## start

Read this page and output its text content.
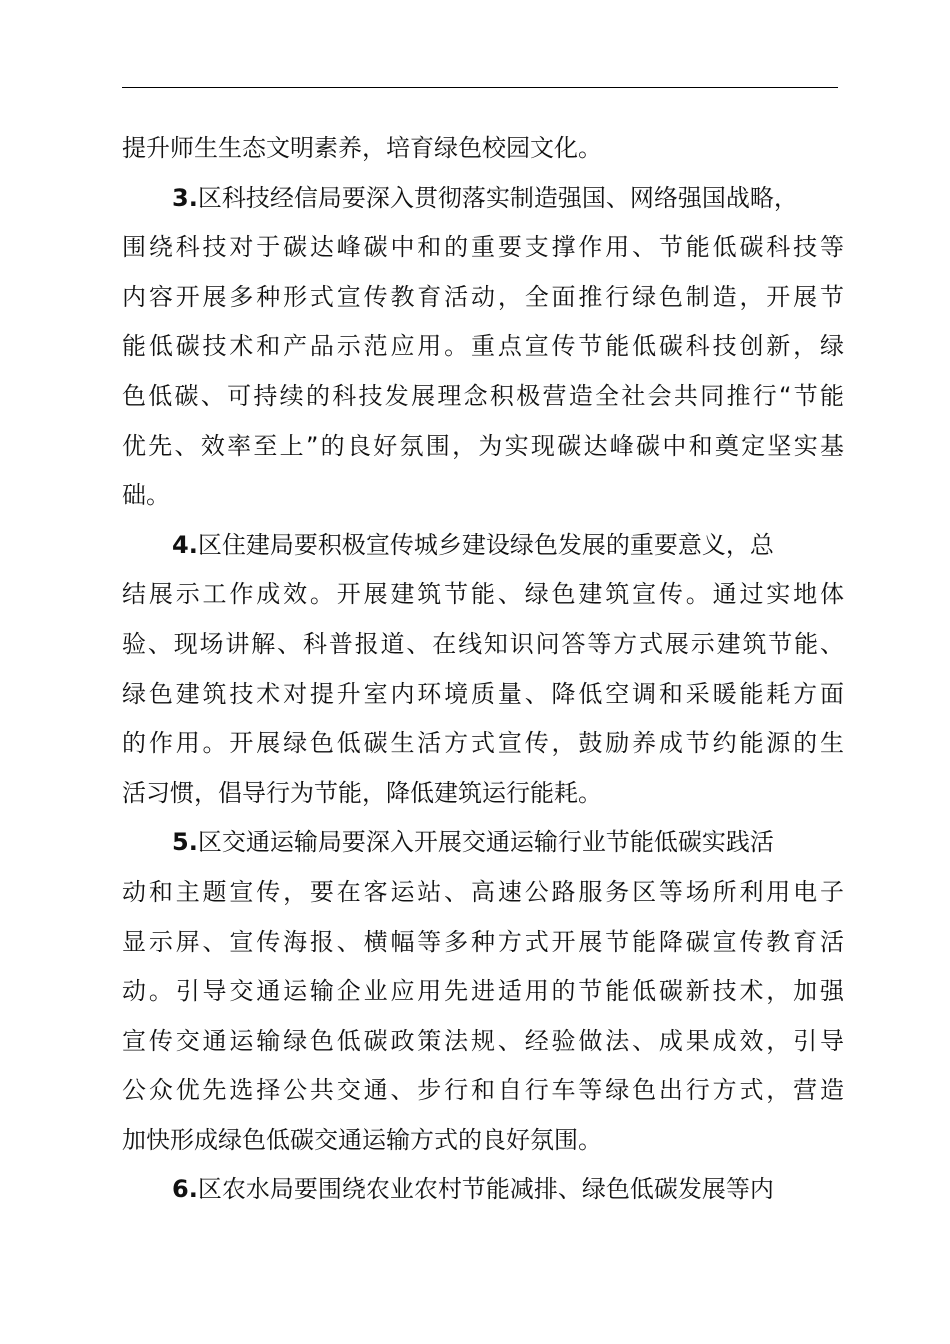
提升师生生态文明素养，培育绿色校园文化。
3.区科技经信局要深入贯彻落实制造强国、网络强国战略，
围绕科技对于碳达峰碳中和的重要支撑作用、节能低碳科技等
内容开展多种形式宣传教育活动，全面推行绿色制造，开展节
能低碳技术和产品示范应用。重点宣传节能低碳科技创新，绿
色低碳、可持续的科技发展理念积极营造全社会共同推行“节能
优先、效率至上”的良好氛围，为实现碳达峰碳中和奠定坚实基
础。
4.区住建局要积极宣传城乡建设绿色发展的重要意义，总
结展示工作成效。开展建筑节能、绿色建筑宣传。通过实地体
验、现场讲解、科普报道、在线知识问答等方式展示建筑节能、
绿色建筑技术对提升室内环境质量、降低空调和采暖能耗方面
的作用。开展绿色低碳生活方式宣传，鼓励养成节约能源的生
活习惯，倡导行为节能，降低建筑运行能耗。
5.区交通运输局要深入开展交通运输行业节能低碳实践活
动和主题宣传，要在客运站、高速公路服务区等场所利用电子
显示屏、宣传海报、横幅等多种方式开展节能降碳宣传教育活
动。引导交通运输企业应用先进适用的节能低碳新技术，加强
宣传交通运输绿色低碳政策法规、经验做法、成果成效，引导
公众优先选择公共交通、步行和自行车等绿色出行方式，营造
加快形成绿色低碳交通运输方式的良好氛围。
6.区农水局要围绕农业农村节能减排、绿色低碳发展等内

## end

▸ OBJECTIVE: The records above are to be restated exactly, without their pictures.

▸ FULL OUTPUT:
Read this page and output its text content.
提升师生生态文明素养，培育绿色校园文化。
3.区科技经信局要深入贯彻落实制造强国、网络强国战略，
围绕科技对于碳达峰碳中和的重要支撑作用、节能低碳科技等
内容开展多种形式宣传教育活动，全面推行绿色制造，开展节
能低碳技术和产品示范应用。重点宣传节能低碳科技创新，绿
色低碳、可持续的科技发展理念积极营造全社会共同推行“节能
优先、效率至上”的良好氛围，为实现碳达峰碳中和奠定坚实基
础。
4.区住建局要积极宣传城乡建设绿色发展的重要意义，总
结展示工作成效。开展建筑节能、绿色建筑宣传。通过实地体
验、现场讲解、科普报道、在线知识问答等方式展示建筑节能、
绿色建筑技术对提升室内环境质量、降低空调和采暖能耗方面
的作用。开展绿色低碳生活方式宣传，鼓励养成节约能源的生
活习惯，倡导行为节能，降低建筑运行能耗。
5.区交通运输局要深入开展交通运输行业节能低碳实践活
动和主题宣传，要在客运站、高速公路服务区等场所利用电子
显示屏、宣传海报、横幅等多种方式开展节能降碳宣传教育活
动。引导交通运输企业应用先进适用的节能低碳新技术，加强
宣传交通运输绿色低碳政策法规、经验做法、成果成效，引导
公众优先选择公共交通、步行和自行车等绿色出行方式，营造
加快形成绿色低碳交通运输方式的良好氛围。
6.区农水局要围绕农业农村节能减排、绿色低碳发展等内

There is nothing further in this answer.